Data entries:
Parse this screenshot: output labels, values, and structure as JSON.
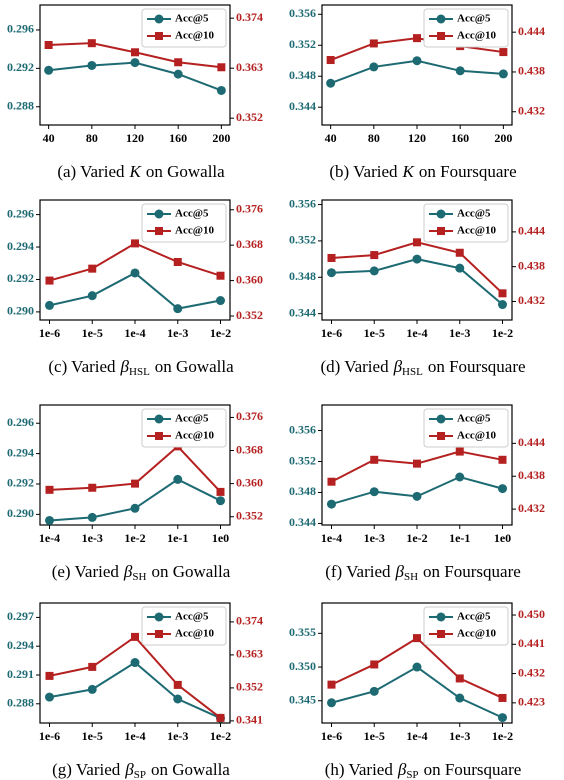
{
  "chart_data": [
    {
      "type": "line",
      "caption": {
        "prefix": "(a) Varied",
        "symbol": "K",
        "suffix": "on Gowalla"
      },
      "x": [
        40,
        80,
        120,
        160,
        200
      ],
      "xlim": [
        32,
        208
      ],
      "xticks": [
        40,
        80,
        120,
        160,
        200
      ],
      "ylim": [
        0.2861,
        0.2986
      ],
      "yticks": [
        0.288,
        0.292,
        0.296
      ],
      "y2lim": [
        0.3505,
        0.3769
      ],
      "y2ticks": [
        0.352,
        0.363,
        0.374
      ],
      "legend": "upper right",
      "series": [
        {
          "name": "Acc@5",
          "color": "#1d6a73",
          "marker": "circle",
          "values": [
            0.2918,
            0.2923,
            0.2926,
            0.2914,
            0.2897
          ]
        },
        {
          "name": "Acc@10",
          "color": "#b52020",
          "marker": "square",
          "axis": "y2",
          "values": [
            0.3681,
            0.3685,
            0.3665,
            0.3643,
            0.3632
          ]
        }
      ]
    },
    {
      "type": "line",
      "caption": {
        "prefix": "(b) Varied",
        "symbol": "K",
        "suffix": "on Foursquare"
      },
      "x": [
        40,
        80,
        120,
        160,
        200
      ],
      "xlim": [
        32,
        208
      ],
      "xticks": [
        40,
        80,
        120,
        160,
        200
      ],
      "ylim": [
        0.3417,
        0.3572
      ],
      "yticks": [
        0.344,
        0.348,
        0.352,
        0.356
      ],
      "y2lim": [
        0.43,
        0.4481
      ],
      "y2ticks": [
        0.432,
        0.438,
        0.444
      ],
      "legend": "upper right",
      "series": [
        {
          "name": "Acc@5",
          "color": "#1d6a73",
          "marker": "circle",
          "values": [
            0.3471,
            0.3492,
            0.35,
            0.3487,
            0.3483
          ]
        },
        {
          "name": "Acc@10",
          "color": "#b52020",
          "marker": "square",
          "axis": "y2",
          "values": [
            0.4398,
            0.4423,
            0.4431,
            0.4419,
            0.441
          ]
        }
      ]
    },
    {
      "type": "line",
      "caption": {
        "prefix": "(c) Varied",
        "symbol": "β",
        "subscript": "HSL",
        "suffix": "on Gowalla"
      },
      "categories": [
        "1e-6",
        "1e-5",
        "1e-4",
        "1e-3",
        "1e-2"
      ],
      "ylim": [
        0.2895,
        0.2969
      ],
      "yticks": [
        {
          "value": 0.29,
          "label": "0.290"
        },
        0.292,
        0.294,
        0.296
      ],
      "y2lim": [
        0.3511,
        0.3782
      ],
      "y2ticks": [
        0.352,
        {
          "value": 0.36,
          "label": "0.360"
        },
        0.368,
        0.376
      ],
      "legend": "upper right",
      "series": [
        {
          "name": "Acc@5",
          "color": "#1d6a73",
          "marker": "circle",
          "values": [
            0.2904,
            0.291,
            0.2924,
            0.2902,
            0.2907
          ]
        },
        {
          "name": "Acc@10",
          "color": "#b52020",
          "marker": "square",
          "axis": "y2",
          "values": [
            0.36,
            0.3627,
            0.3684,
            0.3642,
            0.3611
          ]
        }
      ]
    },
    {
      "type": "line",
      "caption": {
        "prefix": "(d) Varied",
        "symbol": "β",
        "subscript": "HSL",
        "suffix": "on Foursquare"
      },
      "categories": [
        "1e-6",
        "1e-5",
        "1e-4",
        "1e-3",
        "1e-2"
      ],
      "ylim": [
        0.3433,
        0.3565
      ],
      "yticks": [
        0.344,
        0.348,
        0.352,
        0.356
      ],
      "y2lim": [
        0.4288,
        0.4495
      ],
      "y2ticks": [
        0.432,
        0.438,
        0.444
      ],
      "legend": "upper right",
      "series": [
        {
          "name": "Acc@5",
          "color": "#1d6a73",
          "marker": "circle",
          "values": [
            0.3485,
            0.3487,
            0.35,
            0.349,
            0.345
          ]
        },
        {
          "name": "Acc@10",
          "color": "#b52020",
          "marker": "square",
          "axis": "y2",
          "values": [
            0.4395,
            0.44,
            0.4422,
            0.4404,
            0.4334
          ]
        }
      ]
    },
    {
      "type": "line",
      "caption": {
        "prefix": "(e) Varied",
        "symbol": "β",
        "subscript": "SH",
        "suffix": "on Gowalla"
      },
      "categories": [
        "1e-4",
        "1e-3",
        "1e-2",
        "1e-1",
        "1e0"
      ],
      "ylim": [
        0.2893,
        0.2972
      ],
      "yticks": [
        {
          "value": 0.29,
          "label": "0.290"
        },
        0.292,
        0.294,
        0.296
      ],
      "y2lim": [
        0.35,
        0.379
      ],
      "y2ticks": [
        0.352,
        {
          "value": 0.36,
          "label": "0.360"
        },
        0.368,
        0.376
      ],
      "legend": "upper right",
      "series": [
        {
          "name": "Acc@5",
          "color": "#1d6a73",
          "marker": "circle",
          "values": [
            0.2896,
            0.2898,
            0.2904,
            0.2923,
            0.2909
          ]
        },
        {
          "name": "Acc@10",
          "color": "#b52020",
          "marker": "square",
          "axis": "y2",
          "values": [
            0.3585,
            0.359,
            0.36,
            0.369,
            0.358
          ]
        }
      ]
    },
    {
      "type": "line",
      "caption": {
        "prefix": "(f) Varied",
        "symbol": "β",
        "subscript": "SH",
        "suffix": "on Foursquare"
      },
      "categories": [
        "1e-4",
        "1e-3",
        "1e-2",
        "1e-1",
        "1e0"
      ],
      "ylim": [
        0.3438,
        0.3593
      ],
      "yticks": [
        0.344,
        0.348,
        0.352,
        0.356
      ],
      "y2lim": [
        0.4291,
        0.451
      ],
      "y2ticks": [
        0.432,
        0.438,
        0.444
      ],
      "legend": "upper right",
      "series": [
        {
          "name": "Acc@5",
          "color": "#1d6a73",
          "marker": "circle",
          "values": [
            0.3465,
            0.3481,
            0.3475,
            0.35,
            0.3485
          ]
        },
        {
          "name": "Acc@10",
          "color": "#b52020",
          "marker": "square",
          "axis": "y2",
          "values": [
            0.437,
            0.441,
            0.4403,
            0.4425,
            0.441
          ]
        }
      ]
    },
    {
      "type": "line",
      "caption": {
        "prefix": "(g) Varied",
        "symbol": "β",
        "subscript": "SP",
        "suffix": "on Gowalla"
      },
      "categories": [
        "1e-6",
        "1e-5",
        "1e-4",
        "1e-3",
        "1e-2"
      ],
      "ylim": [
        0.286,
        0.2985
      ],
      "yticks": [
        0.288,
        0.291,
        0.294,
        0.297
      ],
      "y2lim": [
        0.3403,
        0.3803
      ],
      "y2ticks": [
        0.341,
        0.352,
        0.363,
        0.374
      ],
      "legend": "upper right",
      "series": [
        {
          "name": "Acc@5",
          "color": "#1d6a73",
          "marker": "circle",
          "values": [
            0.2887,
            0.2895,
            0.2923,
            0.2885,
            0.2865
          ]
        },
        {
          "name": "Acc@10",
          "color": "#b52020",
          "marker": "square",
          "axis": "y2",
          "values": [
            0.356,
            0.359,
            0.369,
            0.353,
            0.342
          ]
        }
      ]
    },
    {
      "type": "line",
      "caption": {
        "prefix": "(h) Varied",
        "symbol": "β",
        "subscript": "SP",
        "suffix": "on Foursquare"
      },
      "categories": [
        "1e-6",
        "1e-5",
        "1e-4",
        "1e-3",
        "1e-2"
      ],
      "ylim": [
        0.3417,
        0.3595
      ],
      "yticks": [
        0.345,
        {
          "value": 0.35,
          "label": "0.350"
        },
        0.355
      ],
      "y2lim": [
        0.4168,
        0.4537
      ],
      "y2ticks": [
        0.423,
        0.432,
        0.441,
        {
          "value": 0.45,
          "label": "0.450"
        }
      ],
      "legend": "upper right",
      "series": [
        {
          "name": "Acc@5",
          "color": "#1d6a73",
          "marker": "circle",
          "values": [
            0.3447,
            0.3464,
            0.35,
            0.3454,
            0.3425
          ]
        },
        {
          "name": "Acc@10",
          "color": "#b52020",
          "marker": "square",
          "axis": "y2",
          "values": [
            0.4286,
            0.4348,
            0.4429,
            0.4305,
            0.4245
          ]
        }
      ]
    }
  ]
}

Description of the task: Which lines in the data above contain "Varied"? Show each one.

Right answer:
        "prefix": "(a) Varied",
        "prefix": "(b) Varied",
        "prefix": "(c) Varied",
        "prefix": "(d) Varied",
        "prefix": "(e) Varied",
        "prefix": "(f) Varied",
        "prefix": "(g) Varied",
        "prefix": "(h) Varied",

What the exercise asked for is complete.